** Start **

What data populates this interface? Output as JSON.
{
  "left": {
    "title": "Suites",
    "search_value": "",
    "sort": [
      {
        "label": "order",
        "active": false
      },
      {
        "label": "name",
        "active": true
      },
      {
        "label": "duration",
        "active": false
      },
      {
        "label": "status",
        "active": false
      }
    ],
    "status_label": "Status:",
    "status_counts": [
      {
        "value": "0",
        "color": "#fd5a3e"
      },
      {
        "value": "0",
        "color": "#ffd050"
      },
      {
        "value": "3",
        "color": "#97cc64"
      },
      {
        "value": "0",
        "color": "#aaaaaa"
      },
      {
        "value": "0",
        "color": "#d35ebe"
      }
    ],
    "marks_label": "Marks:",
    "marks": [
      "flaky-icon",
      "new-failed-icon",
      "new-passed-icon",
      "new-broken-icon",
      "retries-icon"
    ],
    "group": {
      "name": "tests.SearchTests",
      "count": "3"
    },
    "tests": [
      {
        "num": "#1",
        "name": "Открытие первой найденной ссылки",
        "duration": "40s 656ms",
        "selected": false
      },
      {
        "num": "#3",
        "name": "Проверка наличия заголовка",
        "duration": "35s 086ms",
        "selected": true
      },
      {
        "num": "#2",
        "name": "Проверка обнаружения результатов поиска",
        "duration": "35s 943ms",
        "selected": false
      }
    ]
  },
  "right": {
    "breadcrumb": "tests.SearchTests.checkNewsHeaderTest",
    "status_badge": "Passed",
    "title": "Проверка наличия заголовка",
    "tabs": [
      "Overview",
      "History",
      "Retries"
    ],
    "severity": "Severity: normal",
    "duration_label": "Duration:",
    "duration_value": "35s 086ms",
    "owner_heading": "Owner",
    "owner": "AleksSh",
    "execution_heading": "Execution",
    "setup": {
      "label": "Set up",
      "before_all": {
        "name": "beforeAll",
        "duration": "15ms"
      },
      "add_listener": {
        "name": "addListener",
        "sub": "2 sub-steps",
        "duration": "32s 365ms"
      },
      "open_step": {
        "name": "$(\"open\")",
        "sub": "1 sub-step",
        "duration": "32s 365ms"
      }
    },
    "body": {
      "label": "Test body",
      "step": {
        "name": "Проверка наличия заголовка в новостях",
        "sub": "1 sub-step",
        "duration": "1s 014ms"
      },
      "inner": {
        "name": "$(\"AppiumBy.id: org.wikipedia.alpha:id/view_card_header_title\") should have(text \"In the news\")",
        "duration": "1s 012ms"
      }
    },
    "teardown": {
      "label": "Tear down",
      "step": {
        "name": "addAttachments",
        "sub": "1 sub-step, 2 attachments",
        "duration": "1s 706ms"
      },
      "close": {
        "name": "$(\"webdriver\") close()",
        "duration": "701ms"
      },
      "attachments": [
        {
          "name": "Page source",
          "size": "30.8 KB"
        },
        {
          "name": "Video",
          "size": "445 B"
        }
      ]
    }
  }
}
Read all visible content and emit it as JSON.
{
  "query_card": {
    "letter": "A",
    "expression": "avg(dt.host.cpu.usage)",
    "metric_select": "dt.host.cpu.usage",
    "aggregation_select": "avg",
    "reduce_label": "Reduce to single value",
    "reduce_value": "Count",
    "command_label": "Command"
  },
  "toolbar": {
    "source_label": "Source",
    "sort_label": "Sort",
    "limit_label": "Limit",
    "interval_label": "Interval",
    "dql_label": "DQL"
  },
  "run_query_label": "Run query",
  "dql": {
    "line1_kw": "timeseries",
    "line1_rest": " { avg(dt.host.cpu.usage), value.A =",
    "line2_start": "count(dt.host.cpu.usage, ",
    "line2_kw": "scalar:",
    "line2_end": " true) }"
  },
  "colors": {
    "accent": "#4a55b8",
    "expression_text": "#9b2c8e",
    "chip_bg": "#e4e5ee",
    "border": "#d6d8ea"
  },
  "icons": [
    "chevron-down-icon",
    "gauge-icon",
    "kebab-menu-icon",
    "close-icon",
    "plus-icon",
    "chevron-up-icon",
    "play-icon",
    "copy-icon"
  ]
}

** End **

(WRITTEN TASK): Output the entries verbatim.

(WRITTEN SOLUTION):
What data populates this interface? Output as JSON.
{
  "left": {
    "title": "Suites",
    "search_value": "",
    "sort": [
      {
        "label": "order",
        "active": false
      },
      {
        "label": "name",
        "active": true
      },
      {
        "label": "duration",
        "active": false
      },
      {
        "label": "status",
        "active": false
      }
    ],
    "status_label": "Status:",
    "status_counts": [
      {
        "value": "0",
        "color": "#fd5a3e"
      },
      {
        "value": "0",
        "color": "#ffd050"
      },
      {
        "value": "3",
        "color": "#97cc64"
      },
      {
        "value": "0",
        "color": "#aaaaaa"
      },
      {
        "value": "0",
        "color": "#d35ebe"
      }
    ],
    "marks_label": "Marks:",
    "marks": [
      "flaky-icon",
      "new-failed-icon",
      "new-passed-icon",
      "new-broken-icon",
      "retries-icon"
    ],
    "group": {
      "name": "tests.SearchTests",
      "count": "3"
    },
    "tests": [
      {
        "num": "#1",
        "name": "Открытие первой найденной ссылки",
        "duration": "40s 656ms",
        "selected": false
      },
      {
        "num": "#3",
        "name": "Проверка наличия заголовка",
        "duration": "35s 086ms",
        "selected": true
      },
      {
        "num": "#2",
        "name": "Проверка обнаружения результатов поиска",
        "duration": "35s 943ms",
        "selected": false
      }
    ]
  },
  "right": {
    "breadcrumb": "tests.SearchTests.checkNewsHeaderTest",
    "status_badge": "Passed",
    "title": "Проверка наличия заголовка",
    "tabs": [
      "Overview",
      "History",
      "Retries"
    ],
    "severity": "Severity: normal",
    "duration_label": "Duration:",
    "duration_value": "35s 086ms",
    "owner_heading": "Owner",
    "owner": "AleksSh",
    "execution_heading": "Execution",
    "setup": {
      "label": "Set up",
      "before_all": {
        "name": "beforeAll",
        "duration": "15ms"
      },
      "add_listener": {
        "name": "addListener",
        "sub": "2 sub-steps",
        "duration": "32s 365ms"
      },
      "open_step": {
        "name": "$(\"open\")",
        "sub": "1 sub-step",
        "duration": "32s 365ms"
      }
    },
    "body": {
      "label": "Test body",
      "step": {
        "name": "Проверка наличия заголовка в новостях",
        "sub": "1 sub-step",
        "duration": "1s 014ms"
      },
      "inner": {
        "name": "$(\"AppiumBy.id: org.wikipedia.alpha:id/view_card_header_title\") should have(text \"In the news\")",
        "duration": "1s 012ms"
      }
    },
    "teardown": {
      "label": "Tear down",
      "step": {
        "name": "addAttachments",
        "sub": "1 sub-step, 2 attachments",
        "duration": "1s 706ms"
      },
      "close": {
        "name": "$(\"webdriver\") close()",
        "duration": "701ms"
      },
      "attachments": [
        {
          "name": "Page source",
          "size": "30.8 KB"
        },
        {
          "name": "Video",
          "size": "445 B"
        }
      ]
    }
  }
}
Read all visible content and emit it as JSON.
{
  "query_card": {
    "letter": "A",
    "expression": "avg(dt.host.cpu.usage)",
    "metric_select": "dt.host.cpu.usage",
    "aggregation_select": "avg",
    "reduce_label": "Reduce to single value",
    "reduce_value": "Count",
    "command_label": "Command"
  },
  "toolbar": {
    "source_label": "Source",
    "sort_label": "Sort",
    "limit_label": "Limit",
    "interval_label": "Interval",
    "dql_label": "DQL"
  },
  "run_query_label": "Run query",
  "dql": {
    "line1_kw": "timeseries",
    "line1_rest": " { avg(dt.host.cpu.usage), value.A =",
    "line2_start": "count(dt.host.cpu.usage, ",
    "line2_kw": "scalar:",
    "line2_end": " true) }"
  },
  "colors": {
    "accent": "#4a55b8",
    "expression_text": "#9b2c8e",
    "chip_bg": "#e4e5ee",
    "border": "#d6d8ea"
  },
  "icons": [
    "chevron-down-icon",
    "gauge-icon",
    "kebab-menu-icon",
    "close-icon",
    "plus-icon",
    "chevron-up-icon",
    "play-icon",
    "copy-icon"
  ]
}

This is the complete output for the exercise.